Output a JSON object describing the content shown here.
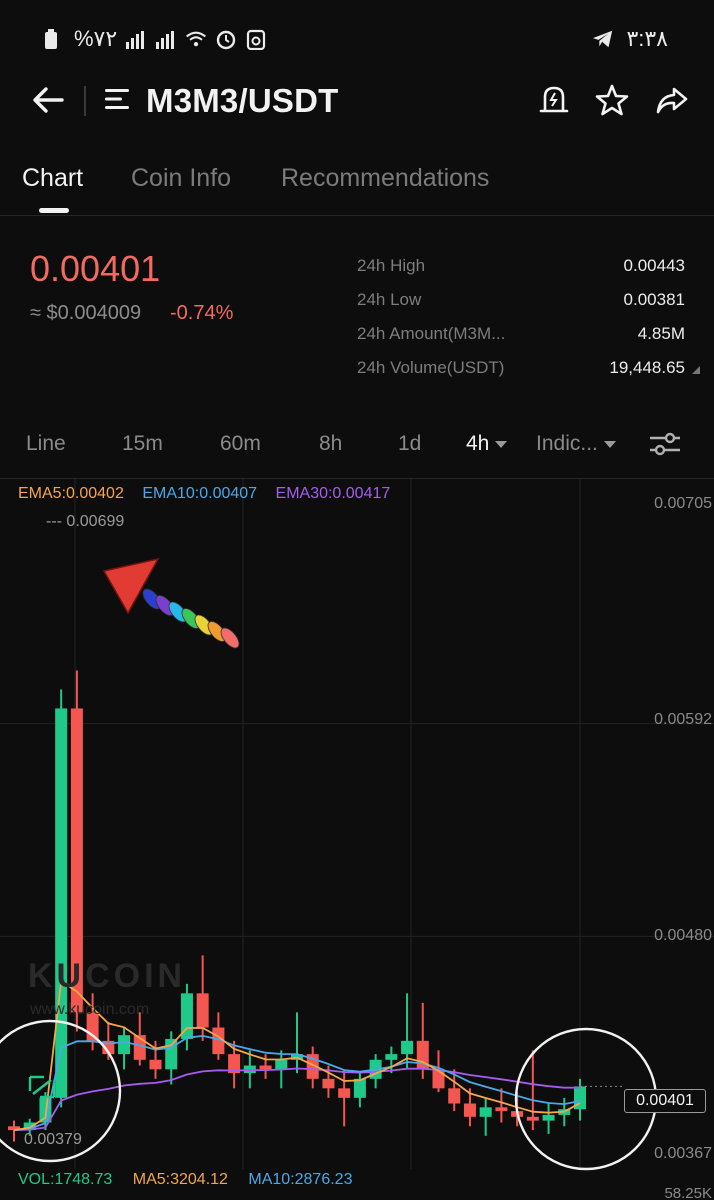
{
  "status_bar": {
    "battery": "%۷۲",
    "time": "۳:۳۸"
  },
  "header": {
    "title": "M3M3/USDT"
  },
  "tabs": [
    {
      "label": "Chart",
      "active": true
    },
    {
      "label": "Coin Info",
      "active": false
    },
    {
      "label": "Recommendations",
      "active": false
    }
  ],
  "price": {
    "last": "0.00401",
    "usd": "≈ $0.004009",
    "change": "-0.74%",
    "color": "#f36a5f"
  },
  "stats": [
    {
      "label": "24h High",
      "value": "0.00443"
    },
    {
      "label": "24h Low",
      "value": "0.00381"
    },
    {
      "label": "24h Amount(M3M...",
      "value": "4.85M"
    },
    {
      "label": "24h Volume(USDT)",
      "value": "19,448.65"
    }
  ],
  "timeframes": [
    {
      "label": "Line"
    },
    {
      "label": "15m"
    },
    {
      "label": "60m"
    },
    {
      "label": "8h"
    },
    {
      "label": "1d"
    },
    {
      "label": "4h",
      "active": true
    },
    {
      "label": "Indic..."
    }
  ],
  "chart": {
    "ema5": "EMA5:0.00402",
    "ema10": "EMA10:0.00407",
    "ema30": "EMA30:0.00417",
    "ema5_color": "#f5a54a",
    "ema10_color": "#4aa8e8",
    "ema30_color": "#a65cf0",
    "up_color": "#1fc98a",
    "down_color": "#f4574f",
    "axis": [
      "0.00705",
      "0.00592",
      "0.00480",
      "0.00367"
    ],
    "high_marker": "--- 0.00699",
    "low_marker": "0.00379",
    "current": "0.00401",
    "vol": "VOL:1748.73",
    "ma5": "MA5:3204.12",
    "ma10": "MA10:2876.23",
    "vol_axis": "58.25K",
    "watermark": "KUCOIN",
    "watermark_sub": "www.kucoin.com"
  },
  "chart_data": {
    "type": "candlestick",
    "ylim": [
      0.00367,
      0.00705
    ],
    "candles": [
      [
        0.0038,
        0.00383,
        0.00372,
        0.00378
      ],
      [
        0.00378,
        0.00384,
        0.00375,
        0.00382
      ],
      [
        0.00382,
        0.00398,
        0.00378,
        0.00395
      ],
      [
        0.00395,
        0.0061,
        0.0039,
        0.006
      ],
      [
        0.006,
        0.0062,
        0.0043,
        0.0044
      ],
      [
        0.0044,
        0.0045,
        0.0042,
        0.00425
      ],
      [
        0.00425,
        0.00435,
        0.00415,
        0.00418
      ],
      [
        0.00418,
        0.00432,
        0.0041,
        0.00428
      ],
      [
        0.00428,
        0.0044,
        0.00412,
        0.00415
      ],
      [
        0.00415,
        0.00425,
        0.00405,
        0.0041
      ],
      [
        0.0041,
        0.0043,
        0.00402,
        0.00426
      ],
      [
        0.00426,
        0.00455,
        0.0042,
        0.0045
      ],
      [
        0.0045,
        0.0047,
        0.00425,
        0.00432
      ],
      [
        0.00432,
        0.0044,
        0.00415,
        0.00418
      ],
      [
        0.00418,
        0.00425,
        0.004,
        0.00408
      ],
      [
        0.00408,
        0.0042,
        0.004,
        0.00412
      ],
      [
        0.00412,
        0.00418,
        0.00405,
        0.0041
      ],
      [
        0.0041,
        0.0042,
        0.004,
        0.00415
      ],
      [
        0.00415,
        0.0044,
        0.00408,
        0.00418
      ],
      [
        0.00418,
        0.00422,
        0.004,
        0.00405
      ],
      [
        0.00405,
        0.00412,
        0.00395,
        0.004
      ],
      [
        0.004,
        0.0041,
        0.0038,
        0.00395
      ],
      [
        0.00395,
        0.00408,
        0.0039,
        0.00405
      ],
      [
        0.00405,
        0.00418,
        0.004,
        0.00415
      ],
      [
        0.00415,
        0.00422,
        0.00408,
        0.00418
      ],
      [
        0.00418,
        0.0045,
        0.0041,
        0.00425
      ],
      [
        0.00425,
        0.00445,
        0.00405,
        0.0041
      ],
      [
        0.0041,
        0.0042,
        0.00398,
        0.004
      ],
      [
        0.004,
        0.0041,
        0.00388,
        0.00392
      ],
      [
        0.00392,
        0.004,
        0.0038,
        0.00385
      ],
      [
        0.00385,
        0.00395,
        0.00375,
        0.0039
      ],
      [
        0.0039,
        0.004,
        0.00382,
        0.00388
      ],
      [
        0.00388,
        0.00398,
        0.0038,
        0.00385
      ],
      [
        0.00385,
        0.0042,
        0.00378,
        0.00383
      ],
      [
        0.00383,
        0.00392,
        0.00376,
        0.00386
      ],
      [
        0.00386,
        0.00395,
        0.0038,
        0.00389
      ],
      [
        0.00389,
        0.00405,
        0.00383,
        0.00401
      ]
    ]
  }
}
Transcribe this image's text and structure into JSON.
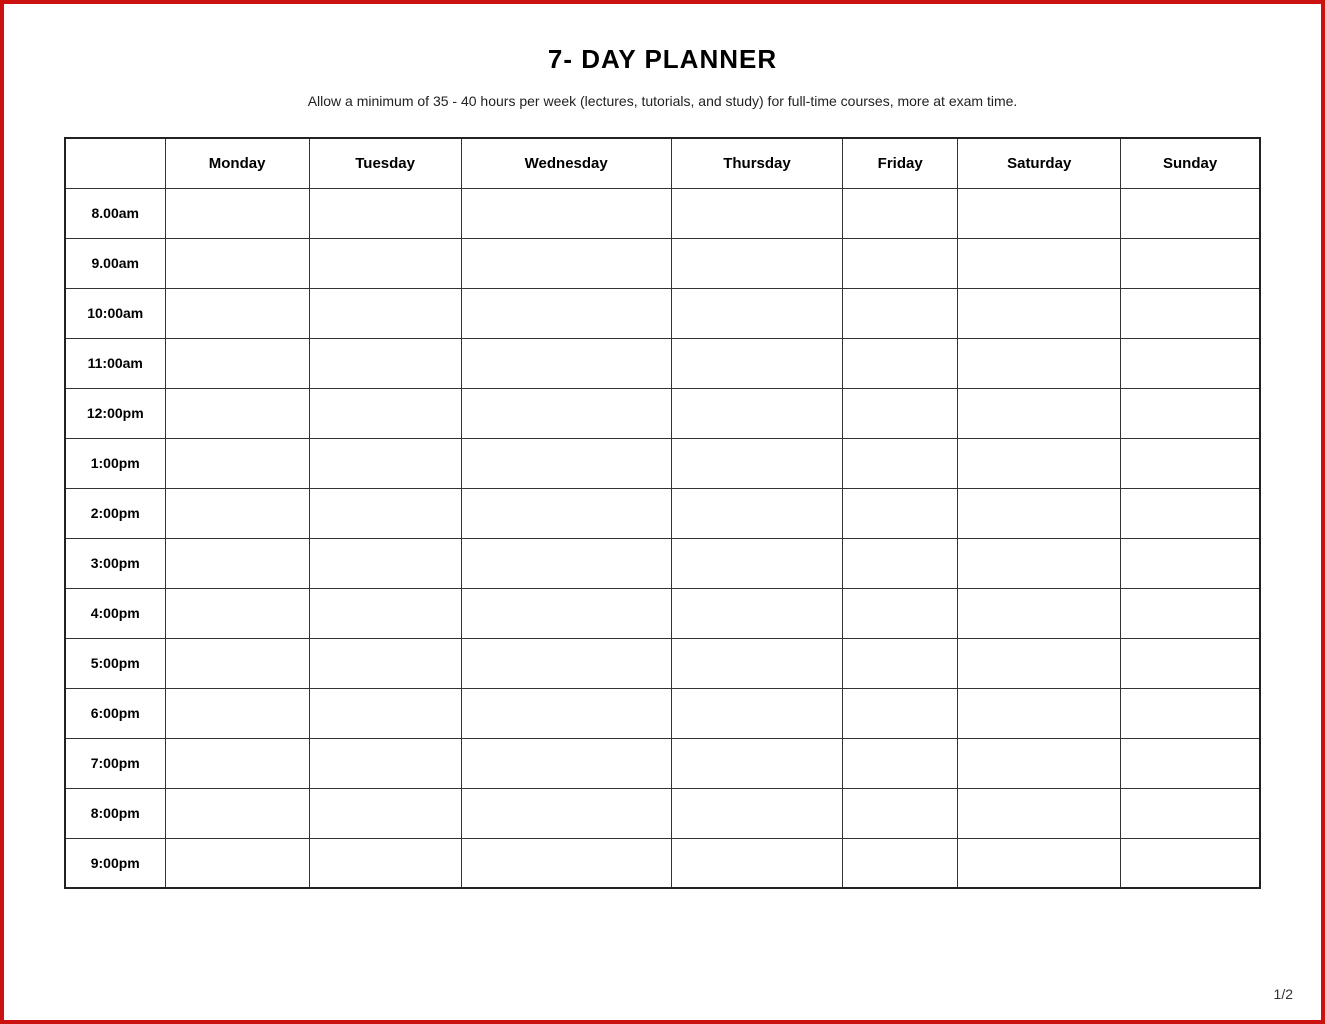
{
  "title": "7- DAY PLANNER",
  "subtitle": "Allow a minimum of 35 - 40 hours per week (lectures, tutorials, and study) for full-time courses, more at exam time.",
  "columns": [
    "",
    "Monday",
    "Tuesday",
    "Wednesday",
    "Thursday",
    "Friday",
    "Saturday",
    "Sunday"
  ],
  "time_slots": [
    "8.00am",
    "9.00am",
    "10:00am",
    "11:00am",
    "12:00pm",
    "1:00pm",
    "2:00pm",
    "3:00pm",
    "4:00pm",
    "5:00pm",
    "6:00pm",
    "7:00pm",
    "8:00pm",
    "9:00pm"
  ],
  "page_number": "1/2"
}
==================================================
WHAT YOU ARE ASKED TO DO: Counting only lines of the data above that hold "USDT", report the total and nothing else.

SOLUTION: 2